Annotated element listings:

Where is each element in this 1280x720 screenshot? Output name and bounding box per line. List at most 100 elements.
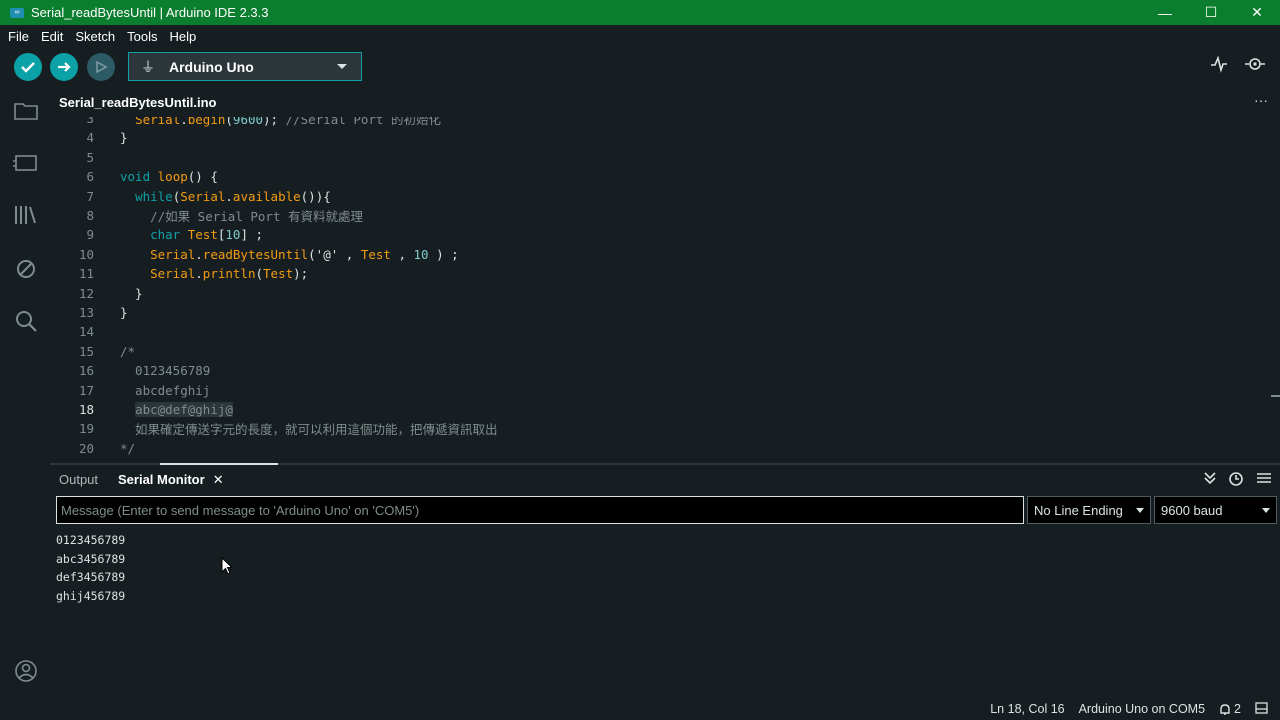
library-manager-icon[interactable]	[13, 202, 39, 228]
code-line[interactable]: 17 abcdefghij	[50, 381, 1268, 400]
editor-scrollbar[interactable]	[1268, 117, 1280, 463]
profile-icon[interactable]	[13, 658, 39, 684]
verify-button[interactable]	[14, 53, 42, 81]
toolbar: ⏚ Arduino Uno	[0, 47, 1280, 88]
line-number: 18	[78, 402, 94, 417]
toggle-panel-icon[interactable]	[1255, 701, 1268, 717]
line-number: 3	[86, 117, 94, 126]
code-line[interactable]: 10 Serial.readBytesUntil('@' , Test , 10…	[50, 245, 1268, 264]
board-port-status[interactable]: Arduino Uno on COM5	[1079, 702, 1205, 716]
code-line[interactable]: 20 */	[50, 439, 1268, 458]
code-text: }	[120, 285, 143, 301]
chevron-down-icon	[337, 64, 347, 69]
serial-output: 0123456789 abc3456789 def3456789 ghij456…	[56, 531, 125, 605]
mouse-cursor-icon	[221, 557, 233, 575]
code-line[interactable]: 18 abc@def@ghij@	[50, 400, 1268, 419]
code-editor[interactable]: 3 Serial.begin(9600); //Serial Port 的初始化…	[50, 117, 1280, 463]
code-line[interactable]: 8 //如果 Serial Port 有資料就處理	[50, 206, 1268, 225]
code-text: */	[120, 440, 136, 456]
code-line[interactable]: 12 }	[50, 284, 1268, 303]
line-number: 17	[78, 382, 94, 398]
line-number: 20	[78, 440, 94, 456]
serial-message-input[interactable]: Message (Enter to send message to 'Ardui…	[56, 496, 1024, 524]
line-ending-select[interactable]: No Line Ending	[1027, 496, 1151, 524]
tab-output[interactable]: Output	[59, 465, 98, 494]
serial-monitor-icon[interactable]	[1244, 55, 1266, 78]
close-tab-icon[interactable]: ✕	[213, 472, 224, 488]
maximize-button[interactable]: ☐	[1188, 0, 1234, 25]
menu-sketch[interactable]: Sketch	[67, 29, 119, 44]
checkmark-icon	[21, 62, 35, 73]
line-number: 15	[78, 343, 94, 359]
line-number: 9	[86, 227, 94, 243]
line-number: 8	[86, 208, 94, 223]
line-number: 5	[86, 149, 94, 165]
line-number: 10	[78, 246, 94, 262]
menu-bar: File Edit Sketch Tools Help	[0, 25, 1280, 47]
code-line[interactable]: 7 while(Serial.available()){	[50, 187, 1268, 206]
baud-rate-value: 9600 baud	[1161, 502, 1223, 518]
minimize-button[interactable]: —	[1142, 0, 1188, 25]
code-line[interactable]: 6 void loop() {	[50, 167, 1268, 186]
window-title: Serial_readBytesUntil | Arduino IDE 2.3.…	[31, 5, 269, 20]
editor-tab-bar: Serial_readBytesUntil.ino ···	[50, 88, 1280, 117]
menu-file[interactable]: File	[0, 29, 33, 44]
serial-output-line: abc3456789	[56, 551, 126, 566]
code-line[interactable]: 13}	[50, 303, 1268, 322]
board-name: Arduino Uno	[169, 58, 254, 75]
search-icon[interactable]	[13, 308, 39, 334]
code-line[interactable]: 5	[50, 148, 1268, 167]
menu-tools[interactable]: Tools	[119, 29, 161, 44]
debug-button[interactable]	[87, 53, 115, 81]
code-line[interactable]: 16 0123456789	[50, 361, 1268, 380]
menu-edit[interactable]: Edit	[33, 29, 67, 44]
upload-button[interactable]	[50, 53, 78, 81]
line-number: 14	[78, 324, 94, 340]
serial-output-line: def3456789	[56, 570, 126, 584]
status-bar: Ln 18, Col 16 Arduino Uno on COM5 2	[0, 698, 1280, 720]
tab-output-label: Output	[59, 472, 99, 487]
serial-output-line: ghij456789	[56, 588, 126, 603]
line-number: 4	[86, 130, 94, 146]
code-line[interactable]: 4}	[50, 128, 1268, 147]
notification-count: 2	[1234, 702, 1241, 716]
clear-output-icon[interactable]	[1256, 471, 1272, 490]
code-text: void loop() {	[120, 169, 218, 185]
code-line[interactable]: 9 char Test[10] ;	[50, 225, 1268, 244]
board-selector[interactable]: ⏚ Arduino Uno	[128, 52, 362, 81]
cursor-position[interactable]: Ln 18, Col 16	[990, 702, 1064, 716]
boards-manager-icon[interactable]	[13, 150, 39, 176]
code-line[interactable]: 3 Serial.begin(9600); //Serial Port 的初始化	[50, 117, 1268, 128]
line-number: 16	[78, 363, 94, 379]
line-number: 12	[78, 285, 94, 301]
code-text: Serial.println(Test);	[150, 266, 309, 282]
code-line[interactable]: 11 Serial.println(Test);	[50, 264, 1268, 283]
scroll-marker	[1271, 395, 1280, 397]
debug-sidebar-icon[interactable]	[13, 256, 39, 282]
close-window-button[interactable]: ✕	[1234, 0, 1280, 25]
code-line[interactable]: 19 如果確定傳送字元的長度，就可以利用這個功能，把傳遞資訊取出	[50, 419, 1268, 438]
bell-icon	[1220, 703, 1230, 715]
chevron-down-icon	[1136, 508, 1144, 513]
arrow-right-icon	[58, 62, 71, 72]
tab-serial-monitor[interactable]: Serial Monitor ✕	[118, 465, 224, 494]
code-line[interactable]: 15 /*	[50, 342, 1268, 361]
autoscroll-icon[interactable]	[1204, 471, 1216, 490]
folder-icon[interactable]	[13, 98, 39, 124]
code-text: }	[120, 130, 128, 146]
code-text: while(Serial.available()){	[135, 188, 331, 204]
tab-sketch-file[interactable]: Serial_readBytesUntil.ino	[50, 88, 226, 117]
code-line[interactable]: 14	[50, 322, 1268, 341]
serial-plotter-icon[interactable]	[1210, 55, 1228, 78]
menu-help[interactable]: Help	[161, 29, 200, 44]
serial-output-line: 0123456789	[56, 533, 126, 547]
more-actions-icon[interactable]: ···	[1254, 92, 1268, 108]
code-text: Serial.begin(9600); //Serial Port 的初始化	[135, 117, 441, 127]
usb-icon: ⏚	[141, 58, 155, 75]
notifications-button[interactable]: 2	[1219, 702, 1241, 716]
code-text: abcdefghij	[120, 382, 211, 398]
timestamp-icon[interactable]	[1228, 471, 1244, 490]
tab-serial-monitor-label: Serial Monitor	[118, 472, 205, 487]
chevron-down-icon	[1262, 508, 1270, 513]
baud-rate-select[interactable]: 9600 baud	[1154, 496, 1277, 524]
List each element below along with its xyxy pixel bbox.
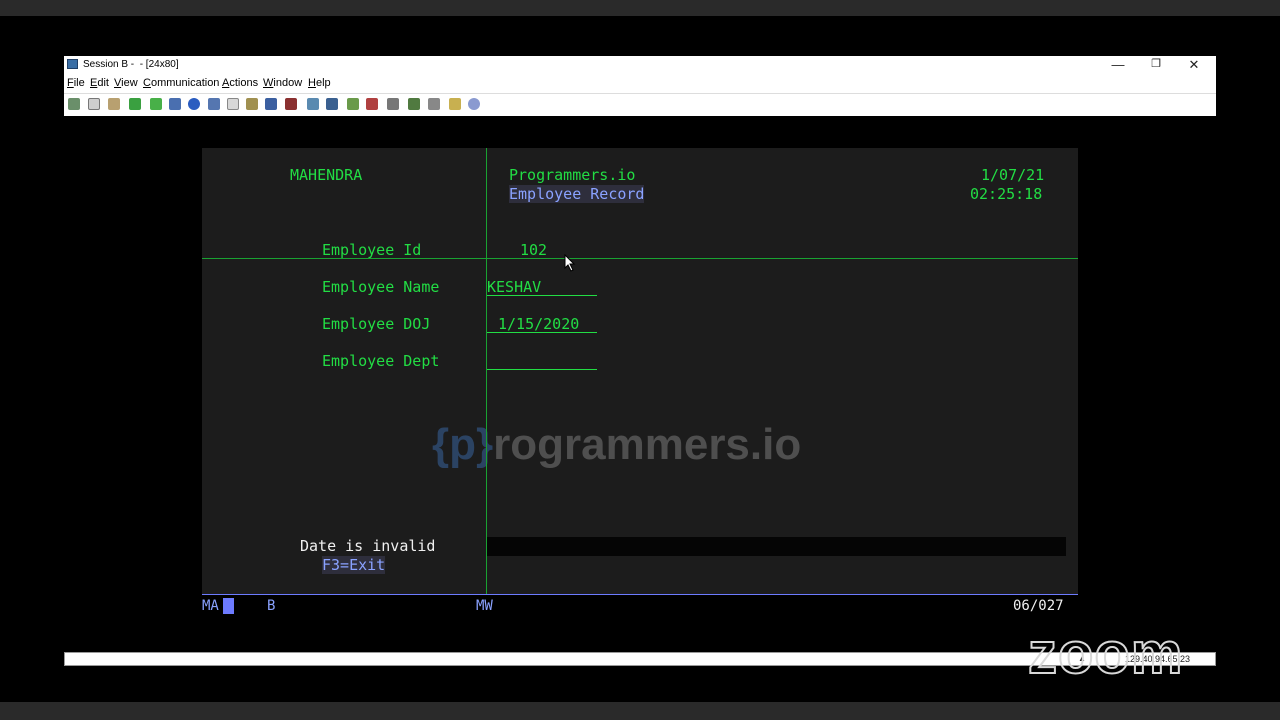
employee-id-field[interactable]: 102 [520,241,547,259]
menu-edit[interactable]: Edit [90,77,109,89]
emulator-window: Session B - - [24x80] — ❐ ✕ File Edit Vi… [64,56,1216,116]
bottom-letterbox [0,702,1280,720]
watermark-logo: {p}rogrammers.io [432,420,802,469]
help-icon[interactable] [468,98,480,110]
transfer-icon[interactable] [326,98,338,110]
system-date: 1/07/21 [981,166,1045,184]
company-title: Programmers.io [509,166,636,184]
terminal-screen[interactable]: MAHENDRA Programmers.io Employee Record … [202,148,1078,594]
copy-icon[interactable] [88,98,100,110]
employee-name-field[interactable]: KESHAV [487,278,541,296]
title-bar[interactable]: Session B - - [24x80] — ❐ ✕ [64,56,1216,75]
message-line-background [486,537,1066,556]
menu-view[interactable]: View [114,77,138,89]
employee-doj-underline [487,332,597,333]
tools-icon[interactable] [408,98,420,110]
function-key-f3[interactable]: F3=Exit [322,556,386,574]
macro-icon[interactable] [188,98,200,110]
employee-doj-field[interactable]: 1/15/2020 [498,315,579,333]
menu-help[interactable]: Help [308,77,331,89]
user-name: MAHENDRA [290,166,363,184]
send-file-icon[interactable] [129,98,141,110]
app-icon [67,59,78,69]
employee-name-label: Employee Name [322,278,440,296]
crosshair-horizontal [202,258,1078,259]
stop-icon[interactable] [246,98,258,110]
employee-dept-label: Employee Dept [322,352,440,370]
screen-subtitle: Employee Record [509,185,645,203]
print-screen-icon[interactable] [68,98,80,110]
save-icon[interactable] [449,98,461,110]
minimize-button[interactable]: — [1099,56,1137,75]
document-icon[interactable] [227,98,239,110]
spreadsheet-icon[interactable] [307,98,319,110]
mouse-pointer-icon [564,254,576,272]
employee-doj-label: Employee DOJ [322,315,431,333]
monitor-icon[interactable] [285,98,297,110]
customize-icon[interactable] [387,98,399,110]
oia-separator [202,594,1078,595]
error-message: Date is invalid [300,537,436,555]
toolbar [64,93,1216,116]
menu-file[interactable]: File [67,77,85,89]
menu-bar: File Edit View Communication Actions Win… [64,75,1216,92]
oia-keyboard-block [223,598,234,614]
employee-id-label: Employee Id [322,241,422,259]
window-title: Session B - - [24x80] [83,59,179,70]
play-macro-icon[interactable] [366,98,378,110]
oia-session: B [267,598,276,614]
paste-icon[interactable] [108,98,120,110]
menu-actions[interactable]: Actions [222,77,258,89]
display-icon[interactable] [169,98,181,110]
menu-communication[interactable]: Communication [143,77,219,89]
close-button[interactable]: ✕ [1175,56,1213,75]
top-letterbox [0,0,1280,16]
employee-name-underline [487,295,597,296]
menu-window[interactable]: Window [263,77,302,89]
save-icon[interactable] [265,98,277,110]
document-icon[interactable] [428,98,440,110]
oia-mode: MW [476,598,493,614]
oia-cursor-position: 06/027 [1013,598,1064,614]
keyboard-map-icon[interactable] [208,98,220,110]
record-macro-icon[interactable] [347,98,359,110]
zoom-logo: zoom [1027,620,1184,687]
system-time: 02:25:18 [970,185,1043,203]
receive-file-icon[interactable] [150,98,162,110]
employee-dept-underline [487,369,597,370]
oia-indicator: MA [202,598,219,614]
restore-button[interactable]: ❐ [1137,56,1175,75]
crosshair-vertical [486,148,487,594]
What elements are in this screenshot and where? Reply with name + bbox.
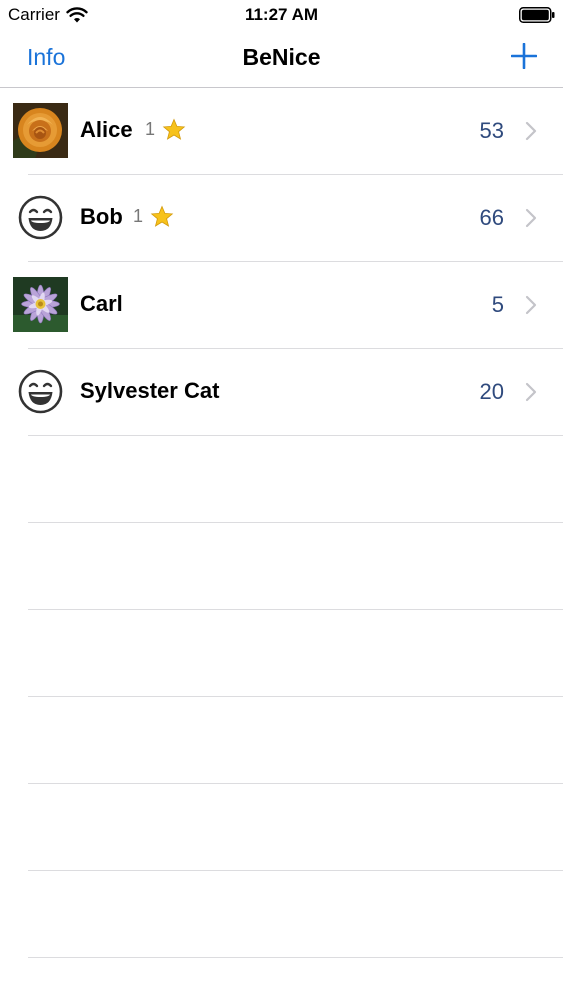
people-list: Alice 1 53 Bob 1 66 Carl 5 Sylvester Cat… — [0, 88, 563, 1000]
list-item-alice[interactable]: Alice 1 53 — [0, 88, 563, 175]
empty-row — [0, 697, 563, 784]
empty-row — [0, 610, 563, 697]
status-time: 11:27 AM — [244, 5, 319, 24]
empty-row — [0, 871, 563, 958]
score-value: 5 — [491, 292, 504, 317]
star-icon — [150, 205, 174, 227]
list-item-sylvester-cat[interactable]: Sylvester Cat 20 — [0, 349, 563, 436]
person-name: Carl — [80, 291, 123, 316]
badge-count: 1 — [133, 206, 144, 226]
screen: Carrier 11:27 AM Info BeNice Alice 1 53 … — [0, 0, 563, 1000]
smiley-icon — [18, 369, 63, 414]
score-value: 66 — [479, 205, 504, 230]
star-icon — [162, 118, 186, 140]
person-name: Alice — [80, 117, 133, 142]
list-item-carl[interactable]: Carl 5 — [0, 262, 563, 349]
chevron-right-icon — [525, 208, 537, 228]
badge-count: 1 — [145, 119, 156, 139]
score-value: 53 — [479, 118, 504, 143]
navigation-bar: Info BeNice — [0, 30, 563, 88]
plus-icon[interactable] — [511, 43, 537, 69]
empty-row — [0, 523, 563, 610]
list-item-bob[interactable]: Bob 1 66 — [0, 175, 563, 262]
water-lily-photo — [13, 277, 68, 332]
smiley-icon — [18, 195, 63, 240]
chevron-right-icon — [525, 121, 537, 141]
page-title: BeNice — [242, 44, 321, 70]
battery-icon — [519, 7, 555, 23]
empty-row — [0, 436, 563, 523]
empty-row — [0, 784, 563, 871]
rose-photo — [13, 103, 68, 158]
person-name: Bob — [80, 204, 123, 229]
score-value: 20 — [479, 379, 504, 404]
status-bar: Carrier 11:27 AM — [0, 0, 563, 30]
chevron-right-icon — [525, 382, 537, 402]
person-name: Sylvester Cat — [80, 378, 220, 403]
chevron-right-icon — [525, 295, 537, 315]
row-separator — [28, 957, 563, 958]
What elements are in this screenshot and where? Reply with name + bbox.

Task to complete: Rewrite the lines from the one containing "employee-id-field[interactable]: 102 [520,241,547,259]" through the one containing "macro-icon[interactable] [188,98,200,110]", renaming every "icon" to "glyph" and leaving everything else unchanged.

Completed task:
employee-id-field[interactable]: 102 [520,241,547,259]
menu-edit[interactable]: Edit [90,77,109,89]
emulator-window: Session B - - [24x80] — ❐ ✕ File Edit Vi… [64,56,1216,116]
bottom-letterbox [0,702,1280,720]
watermark-logo: {p}rogrammers.io [432,420,802,469]
help-glyph[interactable] [468,98,480,110]
transfer-glyph[interactable] [326,98,338,110]
system-date: 1/07/21 [981,166,1045,184]
company-title: Programmers.io [509,166,636,184]
terminal-screen[interactable]: MAHENDRA Programmers.io Employee Record … [202,148,1078,594]
copy-glyph[interactable] [88,98,100,110]
employee-name-field[interactable]: KESHAV [487,278,541,296]
title-bar[interactable]: Session B - - [24x80] — ❐ ✕ [64,56,1216,75]
message-line-background [486,537,1066,556]
menu-view[interactable]: View [114,77,138,89]
employee-doj-underline [487,332,597,333]
tools-glyph[interactable] [408,98,420,110]
function-key-f3[interactable]: F3=Exit [322,556,386,574]
macro-glyph[interactable] [188,98,200,110]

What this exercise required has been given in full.